━━ Exercise data ━━
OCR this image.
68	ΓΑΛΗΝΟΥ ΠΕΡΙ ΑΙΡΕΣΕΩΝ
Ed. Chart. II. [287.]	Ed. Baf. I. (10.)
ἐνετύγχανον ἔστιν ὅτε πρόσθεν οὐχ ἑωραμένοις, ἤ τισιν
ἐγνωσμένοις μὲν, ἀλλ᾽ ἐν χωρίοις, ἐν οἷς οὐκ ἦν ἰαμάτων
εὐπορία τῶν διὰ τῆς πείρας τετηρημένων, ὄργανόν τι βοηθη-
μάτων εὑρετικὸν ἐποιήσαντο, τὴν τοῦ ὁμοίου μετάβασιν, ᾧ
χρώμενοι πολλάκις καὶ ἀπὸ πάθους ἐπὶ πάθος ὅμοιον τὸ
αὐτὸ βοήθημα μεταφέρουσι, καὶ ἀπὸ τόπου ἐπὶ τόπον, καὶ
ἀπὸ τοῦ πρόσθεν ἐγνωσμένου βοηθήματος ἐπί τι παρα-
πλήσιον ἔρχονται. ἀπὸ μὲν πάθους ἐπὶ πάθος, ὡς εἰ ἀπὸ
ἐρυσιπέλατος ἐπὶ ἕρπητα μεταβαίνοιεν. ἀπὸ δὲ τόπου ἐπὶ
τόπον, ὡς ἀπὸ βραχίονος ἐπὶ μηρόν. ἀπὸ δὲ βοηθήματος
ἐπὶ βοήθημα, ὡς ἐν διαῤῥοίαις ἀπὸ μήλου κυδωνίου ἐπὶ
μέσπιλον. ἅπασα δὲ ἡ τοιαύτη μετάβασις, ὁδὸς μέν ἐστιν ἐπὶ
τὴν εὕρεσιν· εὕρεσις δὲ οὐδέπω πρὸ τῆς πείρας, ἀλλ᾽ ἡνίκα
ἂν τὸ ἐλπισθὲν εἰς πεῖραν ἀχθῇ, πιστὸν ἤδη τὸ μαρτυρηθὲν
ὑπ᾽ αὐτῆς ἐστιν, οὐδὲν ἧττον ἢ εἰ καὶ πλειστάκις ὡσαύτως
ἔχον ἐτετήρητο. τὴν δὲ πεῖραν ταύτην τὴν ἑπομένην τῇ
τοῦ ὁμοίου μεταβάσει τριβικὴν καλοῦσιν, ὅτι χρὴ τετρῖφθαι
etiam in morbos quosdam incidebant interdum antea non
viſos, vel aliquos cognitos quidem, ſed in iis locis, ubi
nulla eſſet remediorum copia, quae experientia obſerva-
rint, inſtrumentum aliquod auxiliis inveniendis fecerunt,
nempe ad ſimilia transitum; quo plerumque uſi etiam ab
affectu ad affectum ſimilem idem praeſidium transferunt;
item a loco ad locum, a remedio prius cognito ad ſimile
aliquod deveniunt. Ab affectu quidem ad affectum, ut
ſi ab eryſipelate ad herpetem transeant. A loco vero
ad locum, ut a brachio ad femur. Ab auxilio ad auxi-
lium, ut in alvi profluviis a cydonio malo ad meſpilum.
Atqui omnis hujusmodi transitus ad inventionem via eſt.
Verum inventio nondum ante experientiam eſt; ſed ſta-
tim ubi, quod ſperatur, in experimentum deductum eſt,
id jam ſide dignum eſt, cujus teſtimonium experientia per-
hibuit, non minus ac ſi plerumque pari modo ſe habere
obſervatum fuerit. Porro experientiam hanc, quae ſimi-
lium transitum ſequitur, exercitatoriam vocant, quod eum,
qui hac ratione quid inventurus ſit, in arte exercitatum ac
━━━
[Short task]:
Pull out every line of the records that includes the string "affectu".

[Expected answer]:
affectu ad affectum ſimilem idem praeſidium transferunt;
aliquod deveniunt. Ab affectu quidem ad affectum, ut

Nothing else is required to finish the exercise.